#### DATASET EXCERPTS ####
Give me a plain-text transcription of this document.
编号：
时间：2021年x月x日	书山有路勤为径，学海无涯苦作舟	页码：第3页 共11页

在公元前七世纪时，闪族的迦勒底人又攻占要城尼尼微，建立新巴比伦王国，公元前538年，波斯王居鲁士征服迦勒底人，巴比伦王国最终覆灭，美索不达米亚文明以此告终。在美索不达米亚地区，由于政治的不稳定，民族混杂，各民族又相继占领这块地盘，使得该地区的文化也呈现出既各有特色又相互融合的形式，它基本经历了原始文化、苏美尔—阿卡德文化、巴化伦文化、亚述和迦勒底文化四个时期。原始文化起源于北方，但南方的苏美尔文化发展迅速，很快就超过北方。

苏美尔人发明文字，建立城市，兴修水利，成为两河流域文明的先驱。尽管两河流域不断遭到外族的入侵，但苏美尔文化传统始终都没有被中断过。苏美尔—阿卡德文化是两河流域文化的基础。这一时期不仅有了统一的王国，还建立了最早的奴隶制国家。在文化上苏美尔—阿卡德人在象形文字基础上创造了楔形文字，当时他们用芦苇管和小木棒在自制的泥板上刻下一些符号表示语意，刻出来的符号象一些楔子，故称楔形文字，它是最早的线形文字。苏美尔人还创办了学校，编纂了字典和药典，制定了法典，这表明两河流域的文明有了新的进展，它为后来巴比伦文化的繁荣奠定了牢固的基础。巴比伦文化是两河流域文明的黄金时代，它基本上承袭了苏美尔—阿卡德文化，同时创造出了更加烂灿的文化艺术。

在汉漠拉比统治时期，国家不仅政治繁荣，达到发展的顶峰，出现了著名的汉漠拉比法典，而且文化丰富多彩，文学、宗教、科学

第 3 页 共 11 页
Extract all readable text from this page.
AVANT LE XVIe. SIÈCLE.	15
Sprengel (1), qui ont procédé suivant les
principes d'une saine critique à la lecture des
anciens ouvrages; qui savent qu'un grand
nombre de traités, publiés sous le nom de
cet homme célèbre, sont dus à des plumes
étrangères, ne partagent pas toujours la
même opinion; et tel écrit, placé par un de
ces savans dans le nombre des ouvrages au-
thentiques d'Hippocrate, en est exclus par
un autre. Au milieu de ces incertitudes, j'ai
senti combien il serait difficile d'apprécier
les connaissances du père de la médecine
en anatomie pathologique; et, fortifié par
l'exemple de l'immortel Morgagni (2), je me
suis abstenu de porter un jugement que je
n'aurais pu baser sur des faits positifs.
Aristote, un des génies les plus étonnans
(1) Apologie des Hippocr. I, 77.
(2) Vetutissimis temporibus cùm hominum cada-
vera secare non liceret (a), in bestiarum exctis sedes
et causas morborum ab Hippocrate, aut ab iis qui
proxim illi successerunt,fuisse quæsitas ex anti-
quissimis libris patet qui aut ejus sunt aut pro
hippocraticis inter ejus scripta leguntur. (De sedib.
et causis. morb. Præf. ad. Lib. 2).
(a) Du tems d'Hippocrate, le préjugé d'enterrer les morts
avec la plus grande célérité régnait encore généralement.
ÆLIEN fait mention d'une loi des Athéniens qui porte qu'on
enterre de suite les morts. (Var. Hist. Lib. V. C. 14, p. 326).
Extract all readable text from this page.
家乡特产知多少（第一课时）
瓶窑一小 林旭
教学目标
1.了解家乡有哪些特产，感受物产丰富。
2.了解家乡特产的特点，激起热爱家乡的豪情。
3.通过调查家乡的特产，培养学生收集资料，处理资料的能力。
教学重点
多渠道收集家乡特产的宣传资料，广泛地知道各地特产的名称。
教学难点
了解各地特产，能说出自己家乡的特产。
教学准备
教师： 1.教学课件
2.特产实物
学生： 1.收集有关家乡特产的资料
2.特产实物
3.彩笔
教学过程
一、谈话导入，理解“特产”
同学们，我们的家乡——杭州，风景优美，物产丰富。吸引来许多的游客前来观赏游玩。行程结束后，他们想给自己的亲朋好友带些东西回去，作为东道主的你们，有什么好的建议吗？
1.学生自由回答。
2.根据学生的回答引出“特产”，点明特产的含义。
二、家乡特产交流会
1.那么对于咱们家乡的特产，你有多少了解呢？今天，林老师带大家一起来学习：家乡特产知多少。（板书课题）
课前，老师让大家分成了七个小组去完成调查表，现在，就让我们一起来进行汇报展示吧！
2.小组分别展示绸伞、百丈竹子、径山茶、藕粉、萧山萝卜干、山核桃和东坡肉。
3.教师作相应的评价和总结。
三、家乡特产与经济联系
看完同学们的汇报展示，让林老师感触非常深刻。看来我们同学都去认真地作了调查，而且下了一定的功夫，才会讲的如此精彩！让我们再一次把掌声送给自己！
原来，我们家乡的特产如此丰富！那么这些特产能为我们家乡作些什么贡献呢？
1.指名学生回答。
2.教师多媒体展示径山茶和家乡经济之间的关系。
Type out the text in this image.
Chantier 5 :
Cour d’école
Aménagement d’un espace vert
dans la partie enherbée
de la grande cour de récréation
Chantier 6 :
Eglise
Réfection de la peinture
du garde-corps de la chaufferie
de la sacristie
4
####
= WHAT TO WORK ON =
Return every record above exactly as it appears.

= PROBLEM SOLUTION =
Give me a plain-text transcription of this document.
编号：
时间：2021年x月x日	书山有路勤为径，学海无涯苦作舟	页码：第3页 共11页

在公元前七世纪时，闪族的迦勒底人又攻占要城尼尼微，建立新巴比伦王国，公元前538年，波斯王居鲁士征服迦勒底人，巴比伦王国最终覆灭，美索不达米亚文明以此告终。在美索不达米亚地区，由于政治的不稳定，民族混杂，各民族又相继占领这块地盘，使得该地区的文化也呈现出既各有特色又相互融合的形式，它基本经历了原始文化、苏美尔—阿卡德文化、巴化伦文化、亚述和迦勒底文化四个时期。原始文化起源于北方，但南方的苏美尔文化发展迅速，很快就超过北方。

苏美尔人发明文字，建立城市，兴修水利，成为两河流域文明的先驱。尽管两河流域不断遭到外族的入侵，但苏美尔文化传统始终都没有被中断过。苏美尔—阿卡德文化是两河流域文化的基础。这一时期不仅有了统一的王国，还建立了最早的奴隶制国家。在文化上苏美尔—阿卡德人在象形文字基础上创造了楔形文字，当时他们用芦苇管和小木棒在自制的泥板上刻下一些符号表示语意，刻出来的符号象一些楔子，故称楔形文字，它是最早的线形文字。苏美尔人还创办了学校，编纂了字典和药典，制定了法典，这表明两河流域的文明有了新的进展，它为后来巴比伦文化的繁荣奠定了牢固的基础。巴比伦文化是两河流域文明的黄金时代，它基本上承袭了苏美尔—阿卡德文化，同时创造出了更加烂灿的文化艺术。

在汉漠拉比统治时期，国家不仅政治繁荣，达到发展的顶峰，出现了著名的汉漠拉比法典，而且文化丰富多彩，文学、宗教、科学

第 3 页 共 11 页
Extract all readable text from this page.
AVANT LE XVIe. SIÈCLE.	15
Sprengel (1), qui ont procédé suivant les
principes d'une saine critique à la lecture des
anciens ouvrages; qui savent qu'un grand
nombre de traités, publiés sous le nom de
cet homme célèbre, sont dus à des plumes
étrangères, ne partagent pas toujours la
même opinion; et tel écrit, placé par un de
ces savans dans le nombre des ouvrages au-
thentiques d'Hippocrate, en est exclus par
un autre. Au milieu de ces incertitudes, j'ai
senti combien il serait difficile d'apprécier
les connaissances du père de la médecine
en anatomie pathologique; et, fortifié par
l'exemple de l'immortel Morgagni (2), je me
suis abstenu de porter un jugement que je
n'aurais pu baser sur des faits positifs.
Aristote, un des génies les plus étonnans
(1) Apologie des Hippocr. I, 77.
(2) Vetutissimis temporibus cùm hominum cada-
vera secare non liceret (a), in bestiarum exctis sedes
et causas morborum ab Hippocrate, aut ab iis qui
proxim illi successerunt,fuisse quæsitas ex anti-
quissimis libris patet qui aut ejus sunt aut pro
hippocraticis inter ejus scripta leguntur. (De sedib.
et causis. morb. Præf. ad. Lib. 2).
(a) Du tems d'Hippocrate, le préjugé d'enterrer les morts
avec la plus grande célérité régnait encore généralement.
ÆLIEN fait mention d'une loi des Athéniens qui porte qu'on
enterre de suite les morts. (Var. Hist. Lib. V. C. 14, p. 326).
Extract all readable text from this page.
家乡特产知多少（第一课时）
瓶窑一小 林旭
教学目标
1.了解家乡有哪些特产，感受物产丰富。
2.了解家乡特产的特点，激起热爱家乡的豪情。
3.通过调查家乡的特产，培养学生收集资料，处理资料的能力。
教学重点
多渠道收集家乡特产的宣传资料，广泛地知道各地特产的名称。
教学难点
了解各地特产，能说出自己家乡的特产。
教学准备
教师： 1.教学课件
2.特产实物
学生： 1.收集有关家乡特产的资料
2.特产实物
3.彩笔
教学过程
一、谈话导入，理解“特产”
同学们，我们的家乡——杭州，风景优美，物产丰富。吸引来许多的游客前来观赏游玩。行程结束后，他们想给自己的亲朋好友带些东西回去，作为东道主的你们，有什么好的建议吗？
1.学生自由回答。
2.根据学生的回答引出“特产”，点明特产的含义。
二、家乡特产交流会
1.那么对于咱们家乡的特产，你有多少了解呢？今天，林老师带大家一起来学习：家乡特产知多少。（板书课题）
课前，老师让大家分成了七个小组去完成调查表，现在，就让我们一起来进行汇报展示吧！
2.小组分别展示绸伞、百丈竹子、径山茶、藕粉、萧山萝卜干、山核桃和东坡肉。
3.教师作相应的评价和总结。
三、家乡特产与经济联系
看完同学们的汇报展示，让林老师感触非常深刻。看来我们同学都去认真地作了调查，而且下了一定的功夫，才会讲的如此精彩！让我们再一次把掌声送给自己！
原来，我们家乡的特产如此丰富！那么这些特产能为我们家乡作些什么贡献呢？
1.指名学生回答。
2.教师多媒体展示径山茶和家乡经济之间的关系。
Type out the text in this image.
Chantier 5 :
Cour d’école
Aménagement d’un espace vert
dans la partie enherbée
de la grande cour de récréation
Chantier 6 :
Eglise
Réfection de la peinture
du garde-corps de la chaufferie
de la sacristie
4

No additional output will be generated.